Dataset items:
---
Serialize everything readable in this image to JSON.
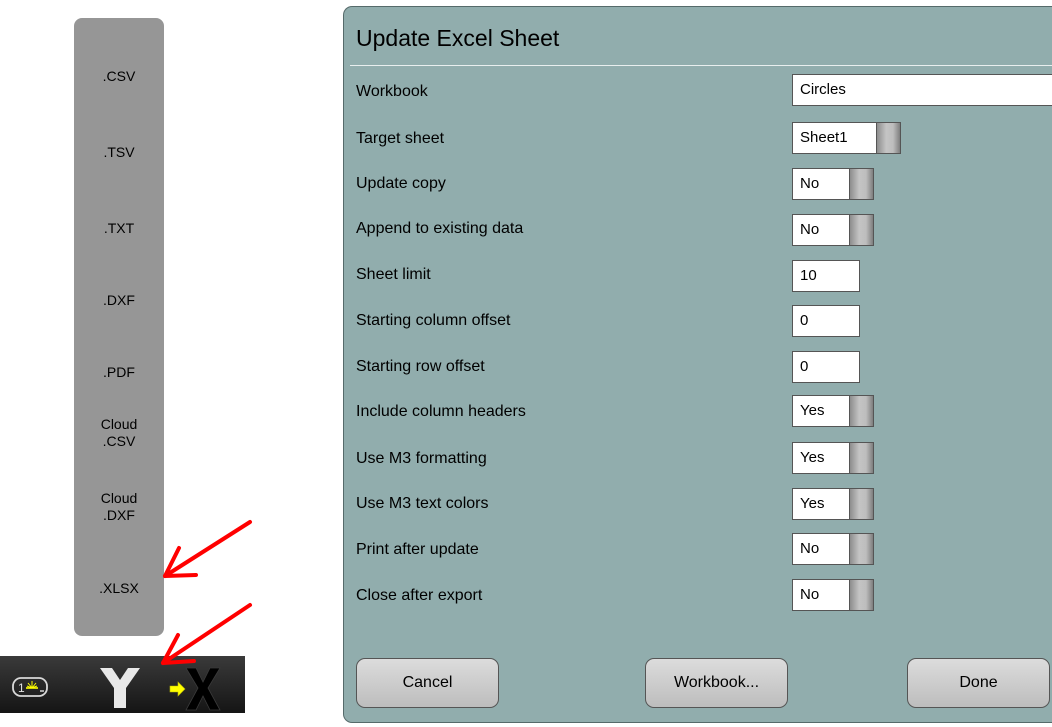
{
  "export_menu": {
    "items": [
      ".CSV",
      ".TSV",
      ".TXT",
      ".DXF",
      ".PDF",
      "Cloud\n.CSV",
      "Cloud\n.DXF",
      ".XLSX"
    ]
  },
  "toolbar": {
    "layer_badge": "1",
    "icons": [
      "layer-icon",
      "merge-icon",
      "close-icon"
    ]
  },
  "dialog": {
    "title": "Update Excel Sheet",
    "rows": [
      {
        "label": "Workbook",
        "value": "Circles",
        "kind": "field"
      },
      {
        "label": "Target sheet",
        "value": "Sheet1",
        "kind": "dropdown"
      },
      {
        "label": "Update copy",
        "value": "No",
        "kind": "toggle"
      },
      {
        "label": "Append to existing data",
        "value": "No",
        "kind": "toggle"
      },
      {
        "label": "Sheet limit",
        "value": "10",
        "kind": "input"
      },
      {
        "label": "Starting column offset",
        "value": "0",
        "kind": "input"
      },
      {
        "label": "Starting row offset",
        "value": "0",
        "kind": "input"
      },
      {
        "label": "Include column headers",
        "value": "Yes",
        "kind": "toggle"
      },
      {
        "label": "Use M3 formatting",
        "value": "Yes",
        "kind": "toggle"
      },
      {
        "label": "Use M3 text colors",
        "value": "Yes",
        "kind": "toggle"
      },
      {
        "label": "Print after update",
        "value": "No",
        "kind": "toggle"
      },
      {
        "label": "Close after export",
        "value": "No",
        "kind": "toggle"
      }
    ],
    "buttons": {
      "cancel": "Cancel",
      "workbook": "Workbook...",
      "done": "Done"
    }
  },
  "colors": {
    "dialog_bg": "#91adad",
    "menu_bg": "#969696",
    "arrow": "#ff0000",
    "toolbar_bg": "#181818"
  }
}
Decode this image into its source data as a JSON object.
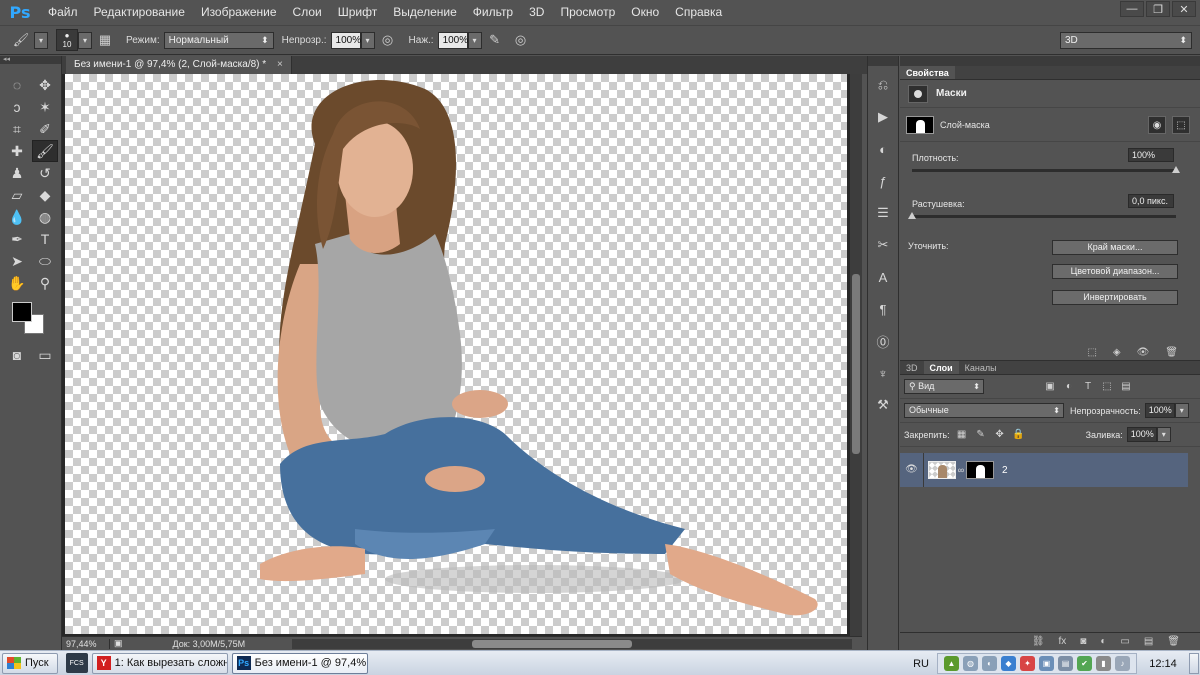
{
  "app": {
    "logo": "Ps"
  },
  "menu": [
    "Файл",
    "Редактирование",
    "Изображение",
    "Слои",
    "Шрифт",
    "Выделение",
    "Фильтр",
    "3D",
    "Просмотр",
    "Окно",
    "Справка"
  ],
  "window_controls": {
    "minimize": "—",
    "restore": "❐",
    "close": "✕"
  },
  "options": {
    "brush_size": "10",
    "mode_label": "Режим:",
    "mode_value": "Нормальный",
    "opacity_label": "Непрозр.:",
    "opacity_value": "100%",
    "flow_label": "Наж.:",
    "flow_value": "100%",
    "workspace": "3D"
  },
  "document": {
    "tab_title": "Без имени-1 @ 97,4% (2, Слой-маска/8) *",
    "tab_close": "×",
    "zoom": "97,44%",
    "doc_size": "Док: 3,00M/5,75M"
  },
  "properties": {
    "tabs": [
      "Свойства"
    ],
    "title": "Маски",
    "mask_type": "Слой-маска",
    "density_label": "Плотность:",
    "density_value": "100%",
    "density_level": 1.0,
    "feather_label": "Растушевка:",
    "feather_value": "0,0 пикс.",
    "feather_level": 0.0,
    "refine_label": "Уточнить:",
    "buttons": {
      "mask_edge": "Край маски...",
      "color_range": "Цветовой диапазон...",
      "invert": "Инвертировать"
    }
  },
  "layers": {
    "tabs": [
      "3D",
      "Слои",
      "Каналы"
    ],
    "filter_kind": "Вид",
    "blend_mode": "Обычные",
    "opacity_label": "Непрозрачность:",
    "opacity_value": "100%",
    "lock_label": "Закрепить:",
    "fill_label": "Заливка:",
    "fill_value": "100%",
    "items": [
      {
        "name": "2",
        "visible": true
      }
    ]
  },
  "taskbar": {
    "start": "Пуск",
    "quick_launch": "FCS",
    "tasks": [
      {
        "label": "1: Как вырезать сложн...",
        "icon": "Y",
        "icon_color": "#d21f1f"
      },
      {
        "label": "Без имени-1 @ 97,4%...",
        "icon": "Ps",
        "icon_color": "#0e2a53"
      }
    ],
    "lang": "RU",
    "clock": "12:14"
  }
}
---
Transcribe the material exactly, keeping every word and none of the pictures.

Serialize everything readable in this image to JSON.
{
  "export_menu": {
    "items": [
      ".CSV",
      ".TSV",
      ".TXT",
      ".DXF",
      ".PDF",
      "Cloud\n.CSV",
      "Cloud\n.DXF",
      ".XLSX"
    ]
  },
  "toolbar": {
    "layer_badge": "1",
    "icons": [
      "layer-icon",
      "merge-icon",
      "close-icon"
    ]
  },
  "dialog": {
    "title": "Update Excel Sheet",
    "rows": [
      {
        "label": "Workbook",
        "value": "Circles",
        "kind": "field"
      },
      {
        "label": "Target sheet",
        "value": "Sheet1",
        "kind": "dropdown"
      },
      {
        "label": "Update copy",
        "value": "No",
        "kind": "toggle"
      },
      {
        "label": "Append to existing data",
        "value": "No",
        "kind": "toggle"
      },
      {
        "label": "Sheet limit",
        "value": "10",
        "kind": "input"
      },
      {
        "label": "Starting column offset",
        "value": "0",
        "kind": "input"
      },
      {
        "label": "Starting row offset",
        "value": "0",
        "kind": "input"
      },
      {
        "label": "Include column headers",
        "value": "Yes",
        "kind": "toggle"
      },
      {
        "label": "Use M3 formatting",
        "value": "Yes",
        "kind": "toggle"
      },
      {
        "label": "Use M3 text colors",
        "value": "Yes",
        "kind": "toggle"
      },
      {
        "label": "Print after update",
        "value": "No",
        "kind": "toggle"
      },
      {
        "label": "Close after export",
        "value": "No",
        "kind": "toggle"
      }
    ],
    "buttons": {
      "cancel": "Cancel",
      "workbook": "Workbook...",
      "done": "Done"
    }
  },
  "colors": {
    "dialog_bg": "#91adad",
    "menu_bg": "#969696",
    "arrow": "#ff0000",
    "toolbar_bg": "#181818"
  }
}
Decode this image into its source data as a JSON object.
{
  "app": {
    "logo": "Ps"
  },
  "menu": [
    "Файл",
    "Редактирование",
    "Изображение",
    "Слои",
    "Шрифт",
    "Выделение",
    "Фильтр",
    "3D",
    "Просмотр",
    "Окно",
    "Справка"
  ],
  "window_controls": {
    "minimize": "—",
    "restore": "❐",
    "close": "✕"
  },
  "options": {
    "brush_size": "10",
    "mode_label": "Режим:",
    "mode_value": "Нормальный",
    "opacity_label": "Непрозр.:",
    "opacity_value": "100%",
    "flow_label": "Наж.:",
    "flow_value": "100%",
    "workspace": "3D"
  },
  "document": {
    "tab_title": "Без имени-1 @ 97,4% (2, Слой-маска/8) *",
    "tab_close": "×",
    "zoom": "97,44%",
    "doc_size": "Док: 3,00M/5,75M"
  },
  "properties": {
    "tabs": [
      "Свойства"
    ],
    "title": "Маски",
    "mask_type": "Слой-маска",
    "density_label": "Плотность:",
    "density_value": "100%",
    "density_level": 1.0,
    "feather_label": "Растушевка:",
    "feather_value": "0,0 пикс.",
    "feather_level": 0.0,
    "refine_label": "Уточнить:",
    "buttons": {
      "mask_edge": "Край маски...",
      "color_range": "Цветовой диапазон...",
      "invert": "Инвертировать"
    }
  },
  "layers": {
    "tabs": [
      "3D",
      "Слои",
      "Каналы"
    ],
    "filter_kind": "Вид",
    "blend_mode": "Обычные",
    "opacity_label": "Непрозрачность:",
    "opacity_value": "100%",
    "lock_label": "Закрепить:",
    "fill_label": "Заливка:",
    "fill_value": "100%",
    "items": [
      {
        "name": "2",
        "visible": true
      }
    ]
  },
  "taskbar": {
    "start": "Пуск",
    "quick_launch": "FCS",
    "tasks": [
      {
        "label": "1: Как вырезать сложн...",
        "icon": "Y",
        "icon_color": "#d21f1f"
      },
      {
        "label": "Без имени-1 @ 97,4%...",
        "icon": "Ps",
        "icon_color": "#0e2a53"
      }
    ],
    "lang": "RU",
    "clock": "12:14"
  }
}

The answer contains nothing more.